> **Task brief**: For each line in the data below that holds "нужд", return a copy.

# start of Extracted entries

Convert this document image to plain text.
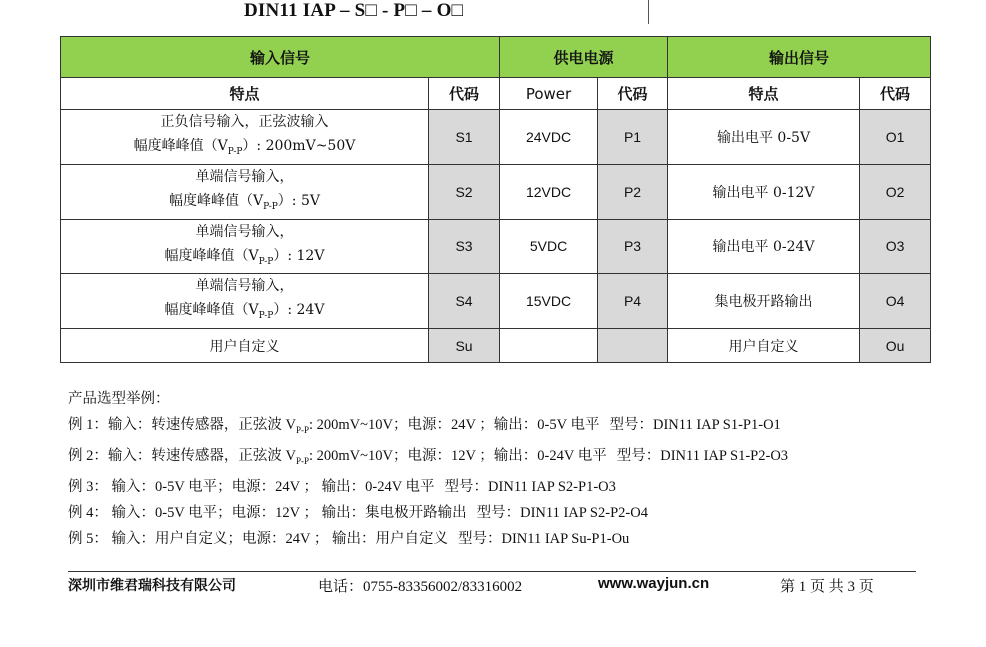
DIN11 IAP – S□ - P□ – O□
输入信号		供电电源		输出信号	
特点	代码	Power	代码	特点	代码

正负信号输入，正弦波输入
幅度峰峰值$(V_{P-P})$: 200mV~50V	S1	24VDC	P1	输出电平 0-5V	O1

单端信号输入，
幅度峰峰值$(V_{P-P})$: 5V	S2	12VDC	P2	输出电平 0-12V	O2

单端信号输入，
幅度峰峰值$(V_{P-P})$: 12V	S3	5VDC	P3	输出电平 0-24V	O3

单端信号输入，
幅度峰峰值$(V_{P-P})$: 24V	S4	15VDC	P4	集电极开路输出	O4
用户自定义	Su			用户自定义	Ou
产品选型举例：
例 1：输入：转速传感器，正弦波 $V_{P-P}$: 200mV~10V；电源：24V ；输出：0-5V 电平 型号：DIN11 IAP S1-P1-O1
例 2：输入：转速传感器，正弦波 $V_{P-P}$: 200mV~10V；电源：12V ；输出：0-24V 电平 型号：DIN11 IAP S1-P2-O3
例 3： 输入：0-5V 电平；电源：24V ； 输出：0-24V 电平 型号：DIN11 IAP S2-P1-O3
例 4： 输入：0-5V 电平；电源：12V ； 输出：集电极开路输出 型号：DIN11 IAP S2-P2-O4
例 5： 输入：用户自定义；电源：24V ； 输出：用户自定义 型号：DIN11 IAP Su-P1-Ou
深圳市维君瑞科技有限公司	电话：0755-83356002/83316002	www.wayjun.cn	第 1 页 共 3 页
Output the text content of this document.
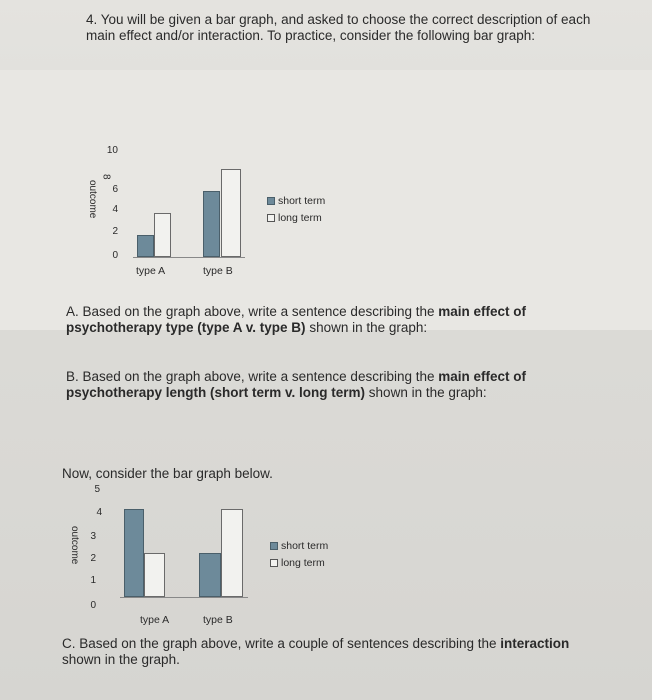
4. You will be given a bar graph, and asked to choose the correct description of each
main effect and/or interaction. To practice, consider the following bar graph:
outcome
10
8
6
4
2
0
type A	type B
short term
long term
A. Based on the graph above, write a sentence describing the main effect of
psychotherapy type (type A v. type B) shown in the graph:
B. Based on the graph above, write a sentence describing the main effect of
psychotherapy length (short term v. long term) shown in the graph:
Now, consider the bar graph below.
outcome
5
4
3
2
1
0
type A	type B
short term
long term
C. Based on the graph above, write a couple of sentences describing the interaction
shown in the graph.
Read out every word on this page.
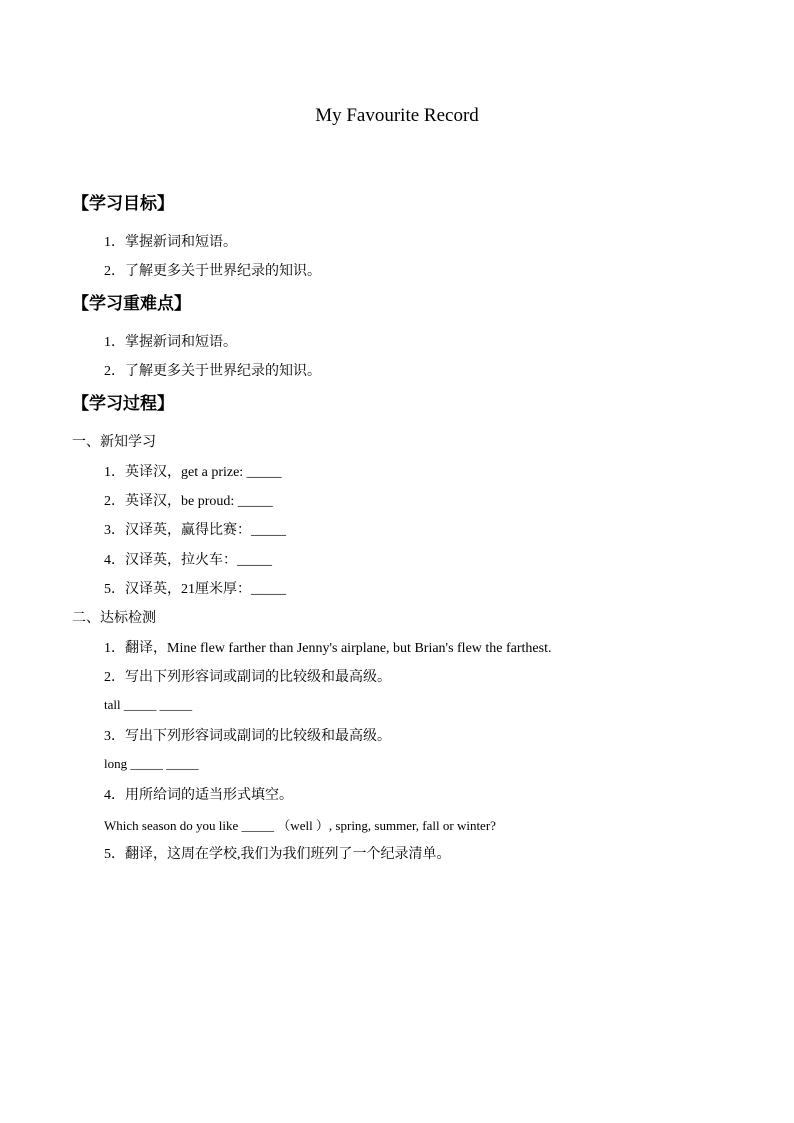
My Favourite Record
【学习目标】
1．掌握新词和短语。
2．了解更多关于世界纪录的知识。
【学习重难点】
1．掌握新词和短语。
2．了解更多关于世界纪录的知识。
【学习过程】
一、新知学习
1．英译汉，get a prize: _____
2．英译汉，be proud: _____
3．汉译英，赢得比赛：_____
4．汉译英，拉火车：_____
5．汉译英，21厘米厚：_____
二、达标检测
1．翻译，Mine flew farther than Jenny's airplane, but Brian's flew the farthest.
2．写出下列形容词或副词的比较级和最高级。
tall _____ _____
3．写出下列形容词或副词的比较级和最高级。
long _____ _____
4．用所给词的适当形式填空。
Which season do you like _____ （well ）, spring, summer, fall or winter?
5．翻译，这周在学校,我们为我们班列了一个纪录清单。
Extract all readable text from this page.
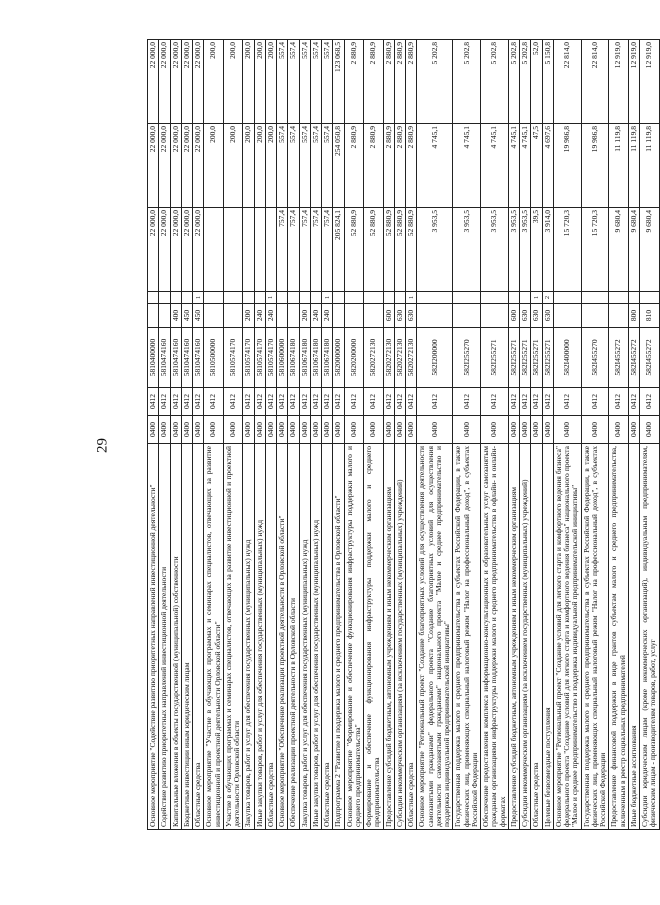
29
Основное мероприятие "Содействие развитию приоритетных направлений инвестиционной деятельности"	0400	0412	5810400000			22 000,0	22 000,0	22 000,0
Содействие развитию приоритетных направлений инвестиционной деятельности	0400	0412	5810474160			22 000,0	22 000,0	22 000,0
Капитальные вложения в объекты государственной (муниципальной) собственности	0400	0412	5810474160	400		22 000,0	22 000,0	22 000,0
Бюджетные инвестиции иным юридическим лицам	0400	0412	5810474160	450		22 000,0	22 000,0	22 000,0
Областные средства	0400	0412	5810474160	450	1	22 000,0	22 000,0	22 000,0
Основное мероприятие "Участие в обучающих программах и семинарах специалистов, отвечающих за развитие инвестиционной и проектной деятельности Орловской области"	0400	0412	5810500000				200,0	200,0
Участие в обучающих программах и семинарах специалистов, отвечающих за развитие инвестиционной и проектной деятельности Орловской области	0400	0412	5810574170				200,0	200,0
Закупка товаров, работ и услуг для обеспечения государственных (муниципальных) нужд	0400	0412	5810574170	200			200,0	200,0
Иные закупки товаров, работ и услуг для обеспечения государственных (муниципальных) нужд	0400	0412	5810574170	240			200,0	200,0
Областные средства	0400	0412	5810574170	240	1		200,0	200,0
Основное мероприятие "Обеспечение реализации проектной деятельности в Орловской области"	0400	0412	5810600000			757,4	557,4	557,4
Обеспечение реализации проектной деятельности в Орловской области	0400	0412	5810674180			757,4	557,4	557,4
Закупка товаров, работ и услуг для обеспечения государственных (муниципальных) нужд	0400	0412	5810674180	200		757,4	557,4	557,4
Иные закупки товаров, работ и услуг для обеспечения государственных (муниципальных) нужд	0400	0412	5810674180	240		757,4	557,4	557,4
Областные средства	0400	0412	5810674180	240	1	757,4	557,4	557,4
Подпрограмма 2 "Развитие и поддержка малого и среднего предпринимательства в Орловской области"	0400	0412	5820000000			205 824,1	254 050,8	123 068,5
Основное мероприятие "Формирование и обеспечение функционирования инфраструктуры поддержки малого и среднего предпринимательства"	0400	0412	5820200000			52 880,9	2 880,9	2 880,9
Формирование и обеспечение функционирования инфраструктуры поддержки малого и среднего предпринимательства	0400	0412	5820272130			52 880,9	2 880,9	2 880,9
Предоставление субсидий бюджетным, автономным учреждениям и иным некоммерческим организациям	0400	0412	5820272130	600		52 880,9	2 880,9	2 880,9
Субсидии некоммерческим организациям (за исключением государственных (муниципальных) учреждений)	0400	0412	5820272130	630		52 880,9	2 880,9	2 880,9
Областные средства	0400	0412	5820272130	630	1	52 880,9	2 880,9	2 880,9
Основное мероприятие "Региональный проект "Создание благоприятных условий для осуществления деятельности самозанятыми гражданами" федерального проекта "Создание благоприятных условий для осуществления деятельности самозанятыми гражданами" национального проекта "Малое и среднее предпринимательство и поддержка индивидуальной предпринимательской инициативы"	0400	0412	582I200000			3 953,5	4 745,1	5 202,8
Государственная поддержка малого и среднего предпринимательства в субъектах Российской Федерации, в также физических лиц, применяющих специальный налоговый режим "Налог на профессиональный доход", в субъектах Российской Федерации	0400	0412	582I255270			3 953,5	4 745,1	5 202,8
Обеспечение предоставления комплекса информационно-консультационных и образовательных услуг самозанятым гражданам организациями инфраструктуры поддержки малого и среднего предпринимательства в офлайн- и онлайн-форматах	0400	0412	582I255271			3 953,5	4 745,1	5 202,8
Предоставление субсидий бюджетным, автономным учреждениям и иным некоммерческим организациям	0400	0412	582I255271	600		3 953,5	4 745,1	5 202,8
Субсидии некоммерческим организациям (за исключением государственных (муниципальных) учреждений)	0400	0412	582I255271	630		3 953,5	4 745,1	5 202,8
Областные средства	0400	0412	582I255271	630	1	39,5	47,5	52,0
Целевые безвозмездные поступления	0400	0412	582I255271	630	2	3 914,0	4 697,6	5 150,8
Основное мероприятие "Региональный проект "Создание условий для легкого старта и комфортного ведения бизнеса" федерального проекта "Создание условий для легкого старта и комфортного ведения бизнеса" национального проекта "Малое и среднее предпринимательство и поддержка индивидуальной предпринимательской инициативы"	0400	0412	582I400000			15 720,3	19 986,8	22 814,0
Государственная поддержка малого и среднего предпринимательства в субъектах Российской Федерации, в также физических лиц, применяющих специальный налоговый режим "Налог на профессиональный доход", в субъектах Российской Федерации	0400	0412	582I455270			15 720,3	19 986,8	22 814,0
Предоставление финансовой поддержки в виде грантов субъектам малого и среднего предпринимательства, включенным в реестр социальных предпринимателей	0400	0412	582I455272			9 680,4	11 119,8	12 919,0
Иные бюджетные ассигнования	0400	0412	582I455272	800		9 680,4	11 119,8	12 919,0
Субсидии юридическим лицам (кроме некоммерческих организаций), индивидуальным предпринимателям, физическим лицам - производителям товаров, работ, услуг	0400	0412	582I455272	810		9 680,4	11 119,8	12 919,0
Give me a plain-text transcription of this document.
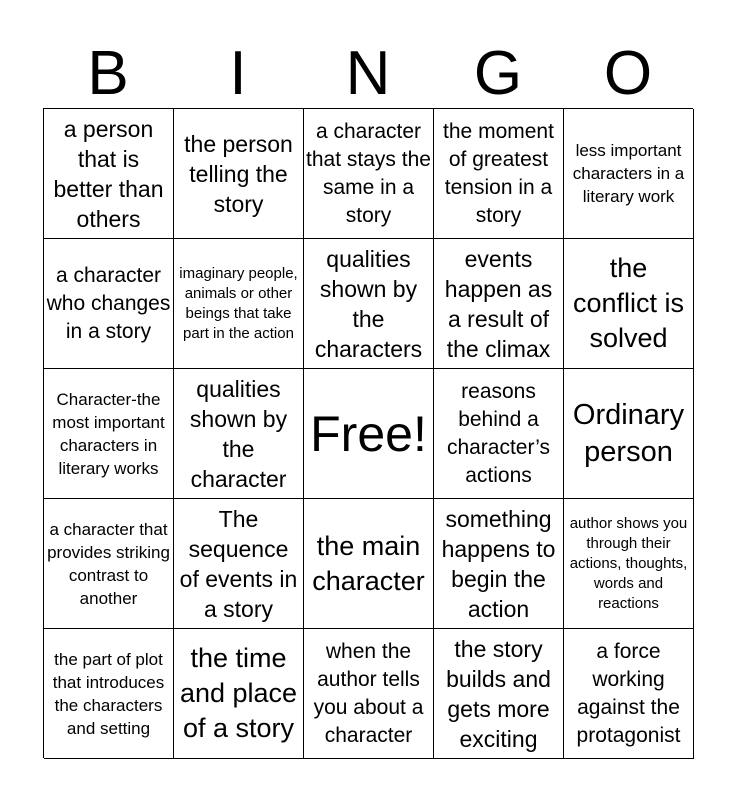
B	I	N	G	O
a person that is better than others
the person telling the story
a character that stays the same in a story
the moment of greatest tension in a story
less important characters in a literary work
a character who changes in a story
imaginary people, animals or other beings that take part in the action
qualities shown by the characters
events happen as a result of the climax
the conflict is solved
Character-the most important characters in literary works
qualities shown by the character
Free!
reasons behind a character’s actions
Ordinary person
a character that provides striking contrast to another
The sequence of events in a story
the main character
something happens to begin the action
author shows you through their actions, thoughts, words and reactions
the part of plot that introduces the characters and setting
the time and place of a story
when the author tells you about a character
the story builds and gets more exciting
a force working against the protagonist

# end of Extracted entries

> **Response below**:
Закупка товаров, работ и услуг для обеспечения государственных (муниципальных) нужд	0400	0412	5810574170	200			200,0	200,0
Иные закупки товаров, работ и услуг для обеспечения государственных (муниципальных) нужд	0400	0412	5810574170	240			200,0	200,0
Закупка товаров, работ и услуг для обеспечения государственных (муниципальных) нужд	0400	0412	5810674180	200		757,4	557,4	557,4
Иные закупки товаров, работ и услуг для обеспечения государственных (муниципальных) нужд	0400	0412	5810674180	240		757,4	557,4	557,4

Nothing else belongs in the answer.